## [YOUR OBJECTIVE]
Can you write out the whole listing exactly?

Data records
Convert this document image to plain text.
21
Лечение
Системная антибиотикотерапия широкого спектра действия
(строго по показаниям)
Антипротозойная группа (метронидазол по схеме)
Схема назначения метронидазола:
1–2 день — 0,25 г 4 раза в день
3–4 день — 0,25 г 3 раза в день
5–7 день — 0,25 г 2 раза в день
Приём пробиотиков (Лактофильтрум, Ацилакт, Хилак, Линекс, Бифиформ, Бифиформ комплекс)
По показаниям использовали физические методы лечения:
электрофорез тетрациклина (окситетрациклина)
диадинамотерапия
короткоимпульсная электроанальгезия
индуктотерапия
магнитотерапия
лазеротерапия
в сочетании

## [THE REPLY]
Convert this document image to plain text.
21
Лечение
Системная антибиотикотерапия широкого спектра действия
(строго по показаниям)
Антипротозойная группа (метронидазол по схеме)
Схема назначения метронидазола:
1–2 день — 0,25 г 4 раза в день
3–4 день — 0,25 г 3 раза в день
5–7 день — 0,25 г 2 раза в день
Приём пробиотиков (Лактофильтрум, Ацилакт, Хилак, Линекс, Бифиформ, Бифиформ комплекс)
По показаниям использовали физические методы лечения:
электрофорез тетрациклина (окситетрациклина)
диадинамотерапия
короткоимпульсная электроанальгезия
индуктотерапия
магнитотерапия
лазеротерапия
в сочетании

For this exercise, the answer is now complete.